>> START
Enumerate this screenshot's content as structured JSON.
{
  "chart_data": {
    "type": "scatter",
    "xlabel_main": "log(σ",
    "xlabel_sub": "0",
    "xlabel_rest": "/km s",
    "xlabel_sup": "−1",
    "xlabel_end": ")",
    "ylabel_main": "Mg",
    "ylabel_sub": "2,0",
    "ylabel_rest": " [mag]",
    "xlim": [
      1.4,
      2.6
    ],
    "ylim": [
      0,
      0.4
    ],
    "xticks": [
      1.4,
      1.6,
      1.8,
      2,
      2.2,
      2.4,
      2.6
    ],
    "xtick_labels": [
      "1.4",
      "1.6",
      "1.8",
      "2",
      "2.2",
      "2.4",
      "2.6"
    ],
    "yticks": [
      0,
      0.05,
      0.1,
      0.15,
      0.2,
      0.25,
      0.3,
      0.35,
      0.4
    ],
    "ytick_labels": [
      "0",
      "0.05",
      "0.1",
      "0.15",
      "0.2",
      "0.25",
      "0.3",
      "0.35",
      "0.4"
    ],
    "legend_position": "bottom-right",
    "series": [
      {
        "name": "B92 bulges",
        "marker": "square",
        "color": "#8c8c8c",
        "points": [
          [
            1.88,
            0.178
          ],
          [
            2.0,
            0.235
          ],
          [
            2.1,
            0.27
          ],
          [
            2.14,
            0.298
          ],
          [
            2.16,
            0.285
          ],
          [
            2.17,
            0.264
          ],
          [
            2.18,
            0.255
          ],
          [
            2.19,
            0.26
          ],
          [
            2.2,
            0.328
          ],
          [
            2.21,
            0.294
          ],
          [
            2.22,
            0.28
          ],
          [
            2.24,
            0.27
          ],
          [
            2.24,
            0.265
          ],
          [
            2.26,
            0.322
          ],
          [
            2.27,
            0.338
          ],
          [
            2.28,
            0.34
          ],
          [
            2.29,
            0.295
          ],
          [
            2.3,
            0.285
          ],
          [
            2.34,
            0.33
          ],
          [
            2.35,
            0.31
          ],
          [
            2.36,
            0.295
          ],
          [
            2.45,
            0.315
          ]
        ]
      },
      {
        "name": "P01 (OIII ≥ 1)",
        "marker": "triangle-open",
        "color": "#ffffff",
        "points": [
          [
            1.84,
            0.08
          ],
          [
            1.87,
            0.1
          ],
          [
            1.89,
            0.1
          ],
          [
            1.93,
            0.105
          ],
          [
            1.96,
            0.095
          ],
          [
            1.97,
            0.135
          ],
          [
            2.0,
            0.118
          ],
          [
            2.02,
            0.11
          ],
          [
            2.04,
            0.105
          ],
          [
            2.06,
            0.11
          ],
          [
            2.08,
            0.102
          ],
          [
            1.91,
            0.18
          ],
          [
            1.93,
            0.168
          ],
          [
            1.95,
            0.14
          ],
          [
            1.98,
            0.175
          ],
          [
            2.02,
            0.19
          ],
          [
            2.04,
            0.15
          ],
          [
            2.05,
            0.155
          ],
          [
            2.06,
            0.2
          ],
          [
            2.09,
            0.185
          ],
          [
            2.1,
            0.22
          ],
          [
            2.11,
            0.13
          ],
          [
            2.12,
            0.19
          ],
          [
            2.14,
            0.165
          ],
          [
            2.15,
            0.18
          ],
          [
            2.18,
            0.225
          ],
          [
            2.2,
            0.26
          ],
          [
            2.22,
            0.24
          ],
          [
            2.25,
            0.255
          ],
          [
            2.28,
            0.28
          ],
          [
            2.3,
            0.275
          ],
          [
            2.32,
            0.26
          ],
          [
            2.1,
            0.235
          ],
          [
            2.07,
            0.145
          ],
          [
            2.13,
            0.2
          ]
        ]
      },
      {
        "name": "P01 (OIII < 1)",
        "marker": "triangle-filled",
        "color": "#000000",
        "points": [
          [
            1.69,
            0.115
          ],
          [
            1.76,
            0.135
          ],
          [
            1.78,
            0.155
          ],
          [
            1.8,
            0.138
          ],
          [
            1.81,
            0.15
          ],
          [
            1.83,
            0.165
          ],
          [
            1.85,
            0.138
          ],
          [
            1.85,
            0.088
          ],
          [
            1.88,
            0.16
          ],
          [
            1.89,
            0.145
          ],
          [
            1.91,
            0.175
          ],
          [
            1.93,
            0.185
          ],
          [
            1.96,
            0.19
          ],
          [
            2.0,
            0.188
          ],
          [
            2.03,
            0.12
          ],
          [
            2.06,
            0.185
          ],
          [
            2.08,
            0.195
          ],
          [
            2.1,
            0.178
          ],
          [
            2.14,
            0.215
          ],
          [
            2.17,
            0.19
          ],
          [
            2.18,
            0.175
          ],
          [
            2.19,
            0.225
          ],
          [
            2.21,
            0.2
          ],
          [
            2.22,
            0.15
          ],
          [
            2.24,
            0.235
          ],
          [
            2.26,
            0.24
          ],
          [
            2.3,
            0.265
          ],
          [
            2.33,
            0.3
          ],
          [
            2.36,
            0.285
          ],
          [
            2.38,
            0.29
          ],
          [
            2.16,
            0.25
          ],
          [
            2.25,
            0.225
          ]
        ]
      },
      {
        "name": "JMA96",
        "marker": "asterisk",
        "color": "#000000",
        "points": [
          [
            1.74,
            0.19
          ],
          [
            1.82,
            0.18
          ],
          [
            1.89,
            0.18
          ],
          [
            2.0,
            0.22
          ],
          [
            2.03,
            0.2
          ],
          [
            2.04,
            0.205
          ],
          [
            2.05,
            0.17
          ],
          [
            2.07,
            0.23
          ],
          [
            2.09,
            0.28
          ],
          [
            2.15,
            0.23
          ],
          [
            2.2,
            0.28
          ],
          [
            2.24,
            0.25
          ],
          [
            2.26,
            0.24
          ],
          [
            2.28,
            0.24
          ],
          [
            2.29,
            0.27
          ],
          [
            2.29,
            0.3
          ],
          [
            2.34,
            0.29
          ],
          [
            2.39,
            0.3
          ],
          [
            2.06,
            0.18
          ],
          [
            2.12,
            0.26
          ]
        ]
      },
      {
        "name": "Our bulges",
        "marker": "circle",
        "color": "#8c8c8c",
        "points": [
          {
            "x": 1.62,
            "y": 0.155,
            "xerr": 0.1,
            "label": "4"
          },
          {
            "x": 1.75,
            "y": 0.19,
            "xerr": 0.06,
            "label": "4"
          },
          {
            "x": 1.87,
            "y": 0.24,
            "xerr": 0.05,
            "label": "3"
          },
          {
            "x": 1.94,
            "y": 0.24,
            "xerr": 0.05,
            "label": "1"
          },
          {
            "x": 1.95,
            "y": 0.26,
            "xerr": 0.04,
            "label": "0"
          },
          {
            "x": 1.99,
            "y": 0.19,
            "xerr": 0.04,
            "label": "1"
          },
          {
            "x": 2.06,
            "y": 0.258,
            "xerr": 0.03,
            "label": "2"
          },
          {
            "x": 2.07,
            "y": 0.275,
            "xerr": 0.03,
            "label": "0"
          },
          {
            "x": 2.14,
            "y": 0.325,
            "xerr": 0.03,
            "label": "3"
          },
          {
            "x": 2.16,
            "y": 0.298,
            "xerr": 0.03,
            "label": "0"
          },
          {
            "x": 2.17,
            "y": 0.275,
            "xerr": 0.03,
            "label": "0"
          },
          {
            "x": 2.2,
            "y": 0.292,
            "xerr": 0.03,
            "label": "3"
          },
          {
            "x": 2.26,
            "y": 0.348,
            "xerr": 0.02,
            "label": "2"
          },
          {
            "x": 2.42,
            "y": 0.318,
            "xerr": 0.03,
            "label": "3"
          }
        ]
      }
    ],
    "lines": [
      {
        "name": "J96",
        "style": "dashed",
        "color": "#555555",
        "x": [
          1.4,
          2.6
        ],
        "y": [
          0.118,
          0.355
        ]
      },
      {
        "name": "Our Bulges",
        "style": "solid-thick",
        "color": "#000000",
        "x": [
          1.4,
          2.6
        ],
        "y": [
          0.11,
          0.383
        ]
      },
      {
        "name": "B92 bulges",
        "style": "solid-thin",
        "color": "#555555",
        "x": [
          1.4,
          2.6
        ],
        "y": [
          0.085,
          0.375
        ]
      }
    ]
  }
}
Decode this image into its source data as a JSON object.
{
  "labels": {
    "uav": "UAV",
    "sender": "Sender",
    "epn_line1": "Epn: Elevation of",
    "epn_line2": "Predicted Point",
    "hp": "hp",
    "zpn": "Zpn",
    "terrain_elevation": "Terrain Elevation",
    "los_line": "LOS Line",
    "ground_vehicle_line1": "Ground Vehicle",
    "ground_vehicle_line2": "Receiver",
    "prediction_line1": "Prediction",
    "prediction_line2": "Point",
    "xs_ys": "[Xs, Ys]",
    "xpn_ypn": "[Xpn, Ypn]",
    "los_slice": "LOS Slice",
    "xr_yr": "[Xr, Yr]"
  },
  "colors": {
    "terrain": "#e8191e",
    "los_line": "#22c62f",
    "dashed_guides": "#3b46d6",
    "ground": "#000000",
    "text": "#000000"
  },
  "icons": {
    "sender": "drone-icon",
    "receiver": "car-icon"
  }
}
>> END
▶ _Requirement_:
Check each line of the data above for the word "name", then state how many lines have it. Give the number alone.

▶ _Correct result_:
8